[INFORMATION SHOWN start]

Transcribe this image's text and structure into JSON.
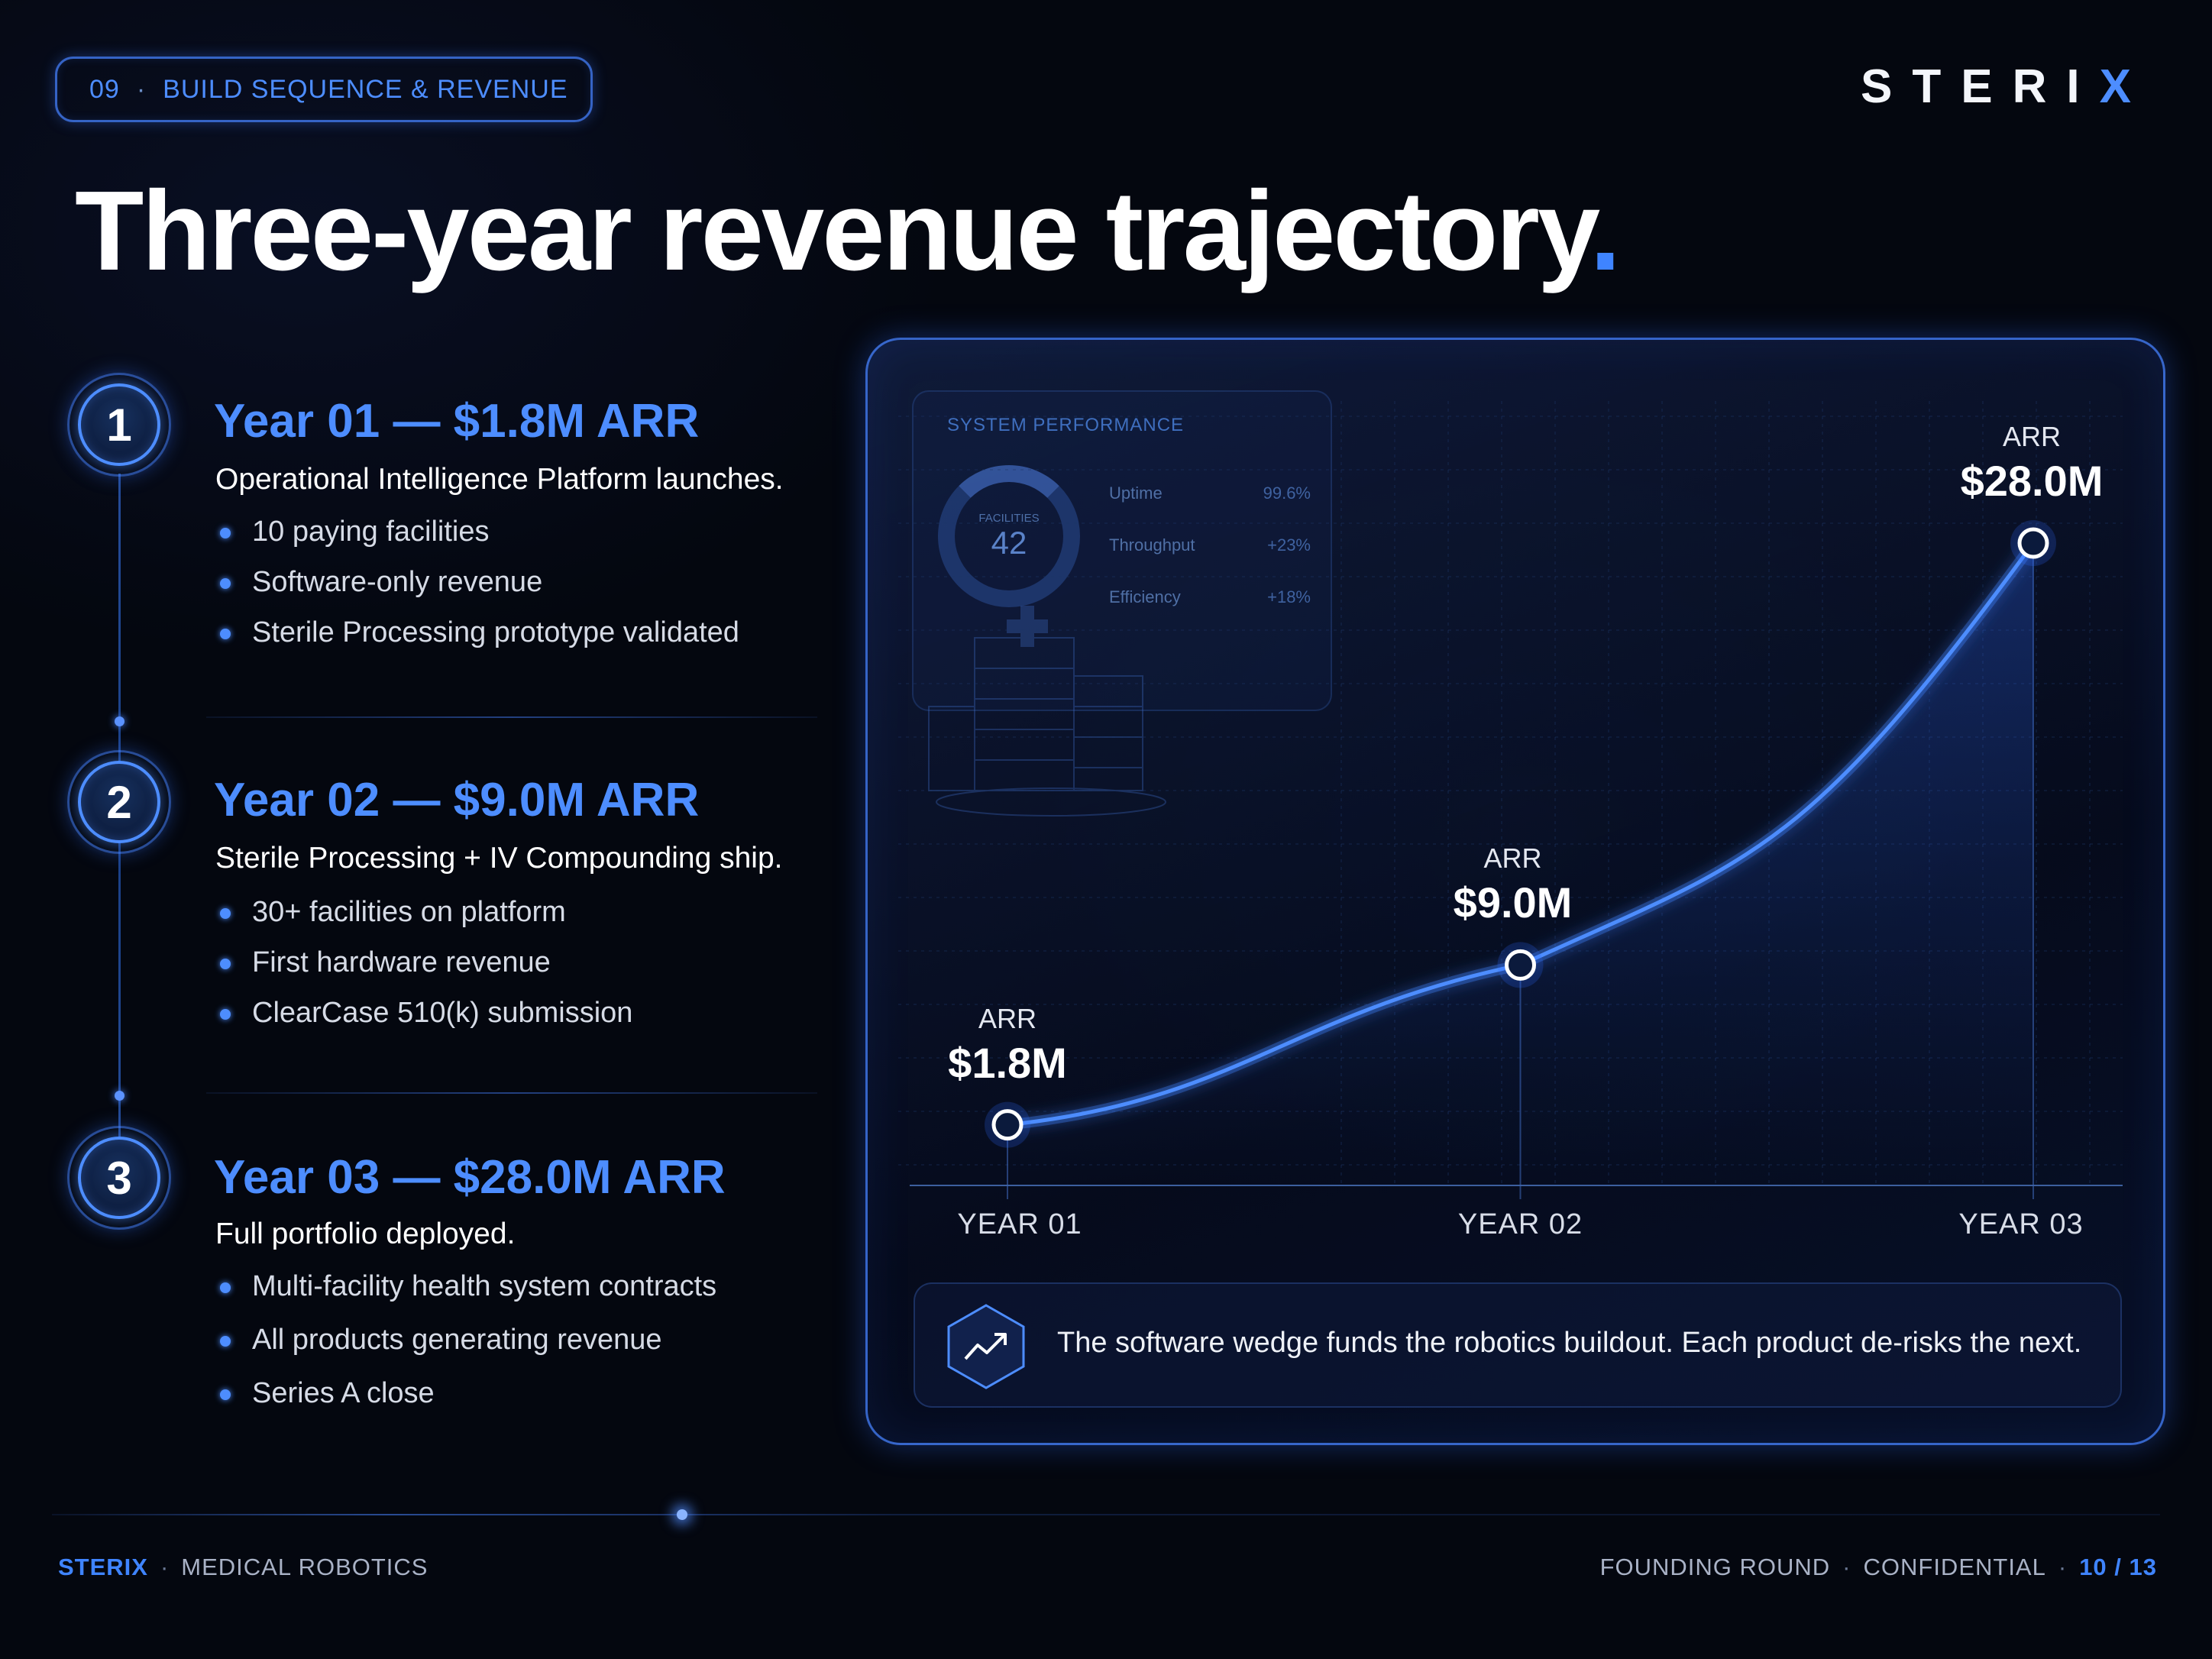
{
  "header": {
    "section_number": "09",
    "section_title": "BUILD SEQUENCE & REVENUE",
    "logo_text": "STERI",
    "logo_accent": "X",
    "title": "Three-year revenue trajectory",
    "title_accent": "."
  },
  "milestones": [
    {
      "number": "1",
      "title": "Year 01 — $1.8M ARR",
      "subtitle": "Operational Intelligence Platform launches.",
      "bullets": [
        "10 paying facilities",
        "Software-only revenue",
        "Sterile Processing prototype validated"
      ]
    },
    {
      "number": "2",
      "title": "Year 02 — $9.0M ARR",
      "subtitle": "Sterile Processing + IV Compounding ship.",
      "bullets": [
        "30+ facilities on platform",
        "First hardware revenue",
        "ClearCase 510(k) submission"
      ]
    },
    {
      "number": "3",
      "title": "Year 03 — $28.0M ARR",
      "subtitle": "Full portfolio deployed.",
      "bullets": [
        "Multi-facility health system contracts",
        "All products generating revenue",
        "Series A close"
      ]
    }
  ],
  "background_card": {
    "title": "SYSTEM PERFORMANCE",
    "ring_label": "FACILITIES",
    "ring_value": "42",
    "rows": [
      {
        "label": "Uptime",
        "value": "99.6%"
      },
      {
        "label": "Throughput",
        "value": "+23%"
      },
      {
        "label": "Efficiency",
        "value": "+18%"
      }
    ]
  },
  "chart_data": {
    "type": "line",
    "categories": [
      "YEAR 01",
      "YEAR 02",
      "YEAR 03"
    ],
    "values": [
      1.8,
      9.0,
      28.0
    ],
    "unit": "$M",
    "point_caption": "ARR",
    "point_labels": [
      "$1.8M",
      "$9.0M",
      "$28.0M"
    ],
    "ylim": [
      0,
      30
    ],
    "grid": true,
    "line_color": "#4d8dff"
  },
  "insight": {
    "icon": "trend-up-icon",
    "text": "The software wedge funds the robotics buildout. Each product de-risks the next."
  },
  "footer": {
    "brand": "STERIX",
    "tagline": "MEDICAL ROBOTICS",
    "round": "FOUNDING ROUND",
    "confidentiality": "CONFIDENTIAL",
    "page": "10 / 13"
  },
  "colors": {
    "accent": "#4d8dff",
    "background": "#04070f"
  }
}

[INFORMATION SHOWN end]

● WHAT IS EXPECTED: Pictures are excluded; copy all other data exactly as shown.

● TASK RESPONSE:
Transcribe this image's text and structure into JSON.
{
  "header": {
    "section_number": "09",
    "section_title": "BUILD SEQUENCE & REVENUE",
    "logo_text": "STERI",
    "logo_accent": "X",
    "title": "Three-year revenue trajectory",
    "title_accent": "."
  },
  "milestones": [
    {
      "number": "1",
      "title": "Year 01 — $1.8M ARR",
      "subtitle": "Operational Intelligence Platform launches.",
      "bullets": [
        "10 paying facilities",
        "Software-only revenue",
        "Sterile Processing prototype validated"
      ]
    },
    {
      "number": "2",
      "title": "Year 02 — $9.0M ARR",
      "subtitle": "Sterile Processing + IV Compounding ship.",
      "bullets": [
        "30+ facilities on platform",
        "First hardware revenue",
        "ClearCase 510(k) submission"
      ]
    },
    {
      "number": "3",
      "title": "Year 03 — $28.0M ARR",
      "subtitle": "Full portfolio deployed.",
      "bullets": [
        "Multi-facility health system contracts",
        "All products generating revenue",
        "Series A close"
      ]
    }
  ],
  "background_card": {
    "title": "SYSTEM PERFORMANCE",
    "ring_label": "FACILITIES",
    "ring_value": "42",
    "rows": [
      {
        "label": "Uptime",
        "value": "99.6%"
      },
      {
        "label": "Throughput",
        "value": "+23%"
      },
      {
        "label": "Efficiency",
        "value": "+18%"
      }
    ]
  },
  "chart_data": {
    "type": "line",
    "categories": [
      "YEAR 01",
      "YEAR 02",
      "YEAR 03"
    ],
    "values": [
      1.8,
      9.0,
      28.0
    ],
    "unit": "$M",
    "point_caption": "ARR",
    "point_labels": [
      "$1.8M",
      "$9.0M",
      "$28.0M"
    ],
    "ylim": [
      0,
      30
    ],
    "grid": true,
    "line_color": "#4d8dff"
  },
  "insight": {
    "icon": "trend-up-icon",
    "text": "The software wedge funds the robotics buildout. Each product de-risks the next."
  },
  "footer": {
    "brand": "STERIX",
    "tagline": "MEDICAL ROBOTICS",
    "round": "FOUNDING ROUND",
    "confidentiality": "CONFIDENTIAL",
    "page": "10 / 13"
  },
  "colors": {
    "accent": "#4d8dff",
    "background": "#04070f"
  }
}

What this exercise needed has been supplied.